Re: [PATCH] Try URI quoting for embedded TAB and LF in pathnames

From: Junio C Hamano <junkio@cox.net>
Date: 2005-10-11 17:37:57
Paul Eggert <eggert@CS.UCLA.EDU> writes:

> The convention I had been thinking of adding is to have GNU diff
> use shell-quoting style, e.g.,
>
> 'three
> o'\''clock'
>
> to represent a file name with a newline and an apostrophe in it.
> This sort of file name can be cut and pasted into the shell.
> The quoting could be used with any file name containing a
> troublesome character.
>
> Perhaps another quoting style would be better.

A patch header (both "diff --git" line and ---/+++ lines) I've
been considering, and have in the proposed updates branch, looks
something like this:

    diff --git a/def\nghi/pqr b/dee/pqr
    similarity index 72%
    rename from def\nghi/pqr
    rename to dee/pqr
    index 9ee055c..243fbbc 100644
    --- a/def\nghi/pqr
    +++ b/dee/pqr
    @@ -1 +1,3 @@
     Fri Oct  7 23:19:04 PDT 2005
    +foo
    +foo

If we can keep things on one line, that would help parsing the
stuff very simple, but more importantly, it is easier to see
what's happening.  The pattern is the same whether you have
funny pathnames or not, and that helps the human consumer.

Adjusting the "git diff" output to the style the GNU diff with
your shell quoting style would produce something like this:

    diff --git 'a/def
    ghi/pqr' b/dee/pqr
    similarity index 72%
    rename from 'def
    ghi/pqr'
    rename to dee/pqr
    index 9ee055c..243fbbc 100644
    --- 'a/def
    ghi/pqr'
    +++ b/dee/pqr
    @@ -1 +1,3 @@
     Fri Oct  7 23:19:04 PDT 2005
    +foo
    +foo

Which, while it is possible to make tools parse them, is very
distracting for humans to read and review.  Yes, LF is quoted,
but it still breaks the line, disrupting the pattern we are used
to see.  If you are talking about a funny file, whose name is
"a\ndiff --git a/b/c", your diff would look like this:

    diff --git 'a/
    diff --git a/b/c' 'b/
    diff --git a/b/c'
    index 9ee055c..243fbbc 100644
    --- 'a/
    diff --git a/b/c'
    +++ 'b/
    diff --git a/b/c'
    @@ -1 +1,3 @@
     Fri Oct  7 23:19:04 PDT 2005
    +foo
    +foo

We are used to tell the "less" command to do "/^diff --git .*"

Element position data:

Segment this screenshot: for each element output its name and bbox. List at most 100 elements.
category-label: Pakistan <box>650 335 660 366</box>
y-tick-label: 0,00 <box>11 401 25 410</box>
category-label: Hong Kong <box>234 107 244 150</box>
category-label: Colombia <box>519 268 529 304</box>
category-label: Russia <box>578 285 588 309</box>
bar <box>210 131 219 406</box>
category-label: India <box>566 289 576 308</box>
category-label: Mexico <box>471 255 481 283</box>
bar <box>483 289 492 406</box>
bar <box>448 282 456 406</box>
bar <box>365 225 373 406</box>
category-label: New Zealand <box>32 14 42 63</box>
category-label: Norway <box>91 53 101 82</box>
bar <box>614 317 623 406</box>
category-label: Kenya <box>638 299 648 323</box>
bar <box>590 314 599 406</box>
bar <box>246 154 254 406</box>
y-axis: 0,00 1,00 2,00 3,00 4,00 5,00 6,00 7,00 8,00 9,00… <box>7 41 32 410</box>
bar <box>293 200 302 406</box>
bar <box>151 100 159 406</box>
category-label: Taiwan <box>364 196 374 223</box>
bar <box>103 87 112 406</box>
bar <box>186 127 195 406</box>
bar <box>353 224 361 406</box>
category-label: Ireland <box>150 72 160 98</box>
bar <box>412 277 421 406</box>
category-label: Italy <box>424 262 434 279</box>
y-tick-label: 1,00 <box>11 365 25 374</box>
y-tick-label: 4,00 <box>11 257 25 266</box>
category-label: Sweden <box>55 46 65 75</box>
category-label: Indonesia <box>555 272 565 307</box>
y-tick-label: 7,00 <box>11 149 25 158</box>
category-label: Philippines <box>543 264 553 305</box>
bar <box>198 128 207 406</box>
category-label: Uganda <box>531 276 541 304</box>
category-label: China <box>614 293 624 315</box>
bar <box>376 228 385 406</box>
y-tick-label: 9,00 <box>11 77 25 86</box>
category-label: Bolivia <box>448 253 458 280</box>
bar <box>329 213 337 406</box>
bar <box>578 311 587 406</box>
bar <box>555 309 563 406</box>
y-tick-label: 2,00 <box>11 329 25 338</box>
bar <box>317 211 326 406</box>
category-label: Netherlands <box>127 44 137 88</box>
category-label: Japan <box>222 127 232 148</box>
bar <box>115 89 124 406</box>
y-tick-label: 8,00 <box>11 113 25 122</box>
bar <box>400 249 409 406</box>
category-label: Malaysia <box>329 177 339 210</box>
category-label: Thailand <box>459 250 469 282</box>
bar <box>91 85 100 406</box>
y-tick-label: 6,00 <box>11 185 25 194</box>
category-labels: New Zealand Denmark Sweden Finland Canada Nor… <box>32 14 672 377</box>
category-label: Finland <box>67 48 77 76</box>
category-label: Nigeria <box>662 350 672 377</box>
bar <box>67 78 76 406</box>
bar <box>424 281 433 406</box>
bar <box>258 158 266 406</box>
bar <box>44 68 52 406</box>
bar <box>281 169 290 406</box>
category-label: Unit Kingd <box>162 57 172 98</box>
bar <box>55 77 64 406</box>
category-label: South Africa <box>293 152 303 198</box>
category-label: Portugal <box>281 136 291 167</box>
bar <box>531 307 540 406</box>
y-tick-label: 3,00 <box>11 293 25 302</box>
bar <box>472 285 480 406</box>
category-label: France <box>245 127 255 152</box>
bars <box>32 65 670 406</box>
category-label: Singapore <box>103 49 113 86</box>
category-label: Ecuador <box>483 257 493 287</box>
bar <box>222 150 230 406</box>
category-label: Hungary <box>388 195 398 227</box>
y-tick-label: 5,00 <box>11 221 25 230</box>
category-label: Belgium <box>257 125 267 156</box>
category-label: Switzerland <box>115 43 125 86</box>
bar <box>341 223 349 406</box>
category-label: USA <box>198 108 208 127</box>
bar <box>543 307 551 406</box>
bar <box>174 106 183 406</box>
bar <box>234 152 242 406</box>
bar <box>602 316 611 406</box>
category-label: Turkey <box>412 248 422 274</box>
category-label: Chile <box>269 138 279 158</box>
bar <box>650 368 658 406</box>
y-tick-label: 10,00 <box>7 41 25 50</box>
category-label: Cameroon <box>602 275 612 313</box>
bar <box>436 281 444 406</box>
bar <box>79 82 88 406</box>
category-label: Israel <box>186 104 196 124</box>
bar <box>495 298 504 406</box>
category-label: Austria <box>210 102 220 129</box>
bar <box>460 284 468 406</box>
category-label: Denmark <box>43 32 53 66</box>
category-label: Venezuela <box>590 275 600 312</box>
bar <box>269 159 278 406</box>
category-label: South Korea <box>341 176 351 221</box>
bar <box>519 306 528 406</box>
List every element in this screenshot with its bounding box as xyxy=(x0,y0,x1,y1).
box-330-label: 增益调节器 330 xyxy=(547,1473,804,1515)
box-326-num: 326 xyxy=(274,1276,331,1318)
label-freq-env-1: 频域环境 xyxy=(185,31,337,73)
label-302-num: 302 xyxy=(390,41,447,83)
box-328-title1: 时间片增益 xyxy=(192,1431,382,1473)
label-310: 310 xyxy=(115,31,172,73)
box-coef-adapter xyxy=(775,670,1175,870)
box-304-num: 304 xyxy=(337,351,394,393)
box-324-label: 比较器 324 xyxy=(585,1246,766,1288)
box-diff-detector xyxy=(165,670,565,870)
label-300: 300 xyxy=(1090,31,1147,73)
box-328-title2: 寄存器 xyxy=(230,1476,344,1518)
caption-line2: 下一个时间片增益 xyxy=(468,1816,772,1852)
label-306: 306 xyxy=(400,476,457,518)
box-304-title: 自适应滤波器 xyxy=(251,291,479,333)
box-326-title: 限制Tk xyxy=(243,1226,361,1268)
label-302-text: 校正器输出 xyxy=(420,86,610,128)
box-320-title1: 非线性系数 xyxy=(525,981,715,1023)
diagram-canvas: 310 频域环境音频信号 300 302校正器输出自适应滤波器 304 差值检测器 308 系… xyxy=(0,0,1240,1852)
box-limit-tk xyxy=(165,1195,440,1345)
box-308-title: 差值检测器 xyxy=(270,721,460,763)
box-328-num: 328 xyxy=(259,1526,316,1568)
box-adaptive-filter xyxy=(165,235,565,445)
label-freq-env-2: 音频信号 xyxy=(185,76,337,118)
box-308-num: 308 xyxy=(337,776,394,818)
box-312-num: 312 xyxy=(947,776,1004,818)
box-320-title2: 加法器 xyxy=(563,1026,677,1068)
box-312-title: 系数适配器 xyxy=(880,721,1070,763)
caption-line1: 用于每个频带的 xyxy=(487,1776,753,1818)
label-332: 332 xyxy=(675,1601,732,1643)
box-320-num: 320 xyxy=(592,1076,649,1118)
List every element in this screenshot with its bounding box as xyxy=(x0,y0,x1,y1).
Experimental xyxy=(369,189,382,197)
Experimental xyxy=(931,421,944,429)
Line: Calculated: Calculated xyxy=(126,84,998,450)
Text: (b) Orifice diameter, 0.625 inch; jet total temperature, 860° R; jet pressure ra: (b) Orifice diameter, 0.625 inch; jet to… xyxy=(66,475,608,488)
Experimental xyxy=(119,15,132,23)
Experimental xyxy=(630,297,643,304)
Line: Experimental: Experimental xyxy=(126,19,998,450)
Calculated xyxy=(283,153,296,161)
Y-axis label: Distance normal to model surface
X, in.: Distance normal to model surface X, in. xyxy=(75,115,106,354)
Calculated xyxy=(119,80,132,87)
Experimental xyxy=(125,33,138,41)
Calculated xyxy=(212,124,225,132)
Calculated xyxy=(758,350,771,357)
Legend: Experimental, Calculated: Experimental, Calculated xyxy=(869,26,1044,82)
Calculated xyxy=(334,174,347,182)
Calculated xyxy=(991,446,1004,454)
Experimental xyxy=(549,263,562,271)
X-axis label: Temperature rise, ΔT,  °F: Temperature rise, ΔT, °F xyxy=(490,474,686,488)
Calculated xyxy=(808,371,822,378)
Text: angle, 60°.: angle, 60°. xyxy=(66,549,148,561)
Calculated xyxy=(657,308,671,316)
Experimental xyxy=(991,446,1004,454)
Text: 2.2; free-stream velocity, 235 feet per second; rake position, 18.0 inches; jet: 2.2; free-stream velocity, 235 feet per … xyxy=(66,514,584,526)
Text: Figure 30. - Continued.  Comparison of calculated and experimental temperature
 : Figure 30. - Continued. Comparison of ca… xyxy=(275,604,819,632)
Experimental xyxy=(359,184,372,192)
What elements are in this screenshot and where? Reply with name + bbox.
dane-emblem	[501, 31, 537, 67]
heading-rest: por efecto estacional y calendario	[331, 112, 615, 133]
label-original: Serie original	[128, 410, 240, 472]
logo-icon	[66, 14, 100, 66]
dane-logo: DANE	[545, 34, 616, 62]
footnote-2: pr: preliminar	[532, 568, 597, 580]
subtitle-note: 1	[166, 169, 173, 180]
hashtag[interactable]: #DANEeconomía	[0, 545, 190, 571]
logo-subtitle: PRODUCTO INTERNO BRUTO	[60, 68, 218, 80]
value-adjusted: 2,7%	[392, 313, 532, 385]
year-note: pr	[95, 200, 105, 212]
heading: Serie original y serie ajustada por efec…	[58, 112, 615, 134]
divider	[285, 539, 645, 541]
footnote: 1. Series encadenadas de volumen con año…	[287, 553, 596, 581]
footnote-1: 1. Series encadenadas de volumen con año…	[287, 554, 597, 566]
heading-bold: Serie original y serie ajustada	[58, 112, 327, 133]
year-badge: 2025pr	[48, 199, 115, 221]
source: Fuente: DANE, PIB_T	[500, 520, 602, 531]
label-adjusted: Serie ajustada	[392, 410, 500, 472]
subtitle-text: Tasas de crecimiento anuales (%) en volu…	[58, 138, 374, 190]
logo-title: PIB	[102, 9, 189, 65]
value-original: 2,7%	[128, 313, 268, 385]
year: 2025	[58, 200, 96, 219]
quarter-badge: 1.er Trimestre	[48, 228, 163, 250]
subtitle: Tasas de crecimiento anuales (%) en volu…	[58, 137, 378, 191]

Exercise prompt: From the message on quoting pathnames, extract the passage from "Re: [PATCH] Try" to "into the shell.". Work only from the message on quoting pathnames, not the items.

Solution to the problem:
Re: [PATCH] Try URI quoting for embedded TAB and LF in pathnames

From: Junio C Hamano <junkio@cox.net>
Date: 2005-10-11 17:37:57
Paul Eggert <eggert@CS.UCLA.EDU> writes:

> The convention I had been thinking of adding is to have GNU diff
> use shell-quoting style, e.g.,
>
> 'three
> o'\''clock'
>
> to represent a file name with a newline and an apostrophe in it.
> This sort of file name can be cut and pasted into the shell.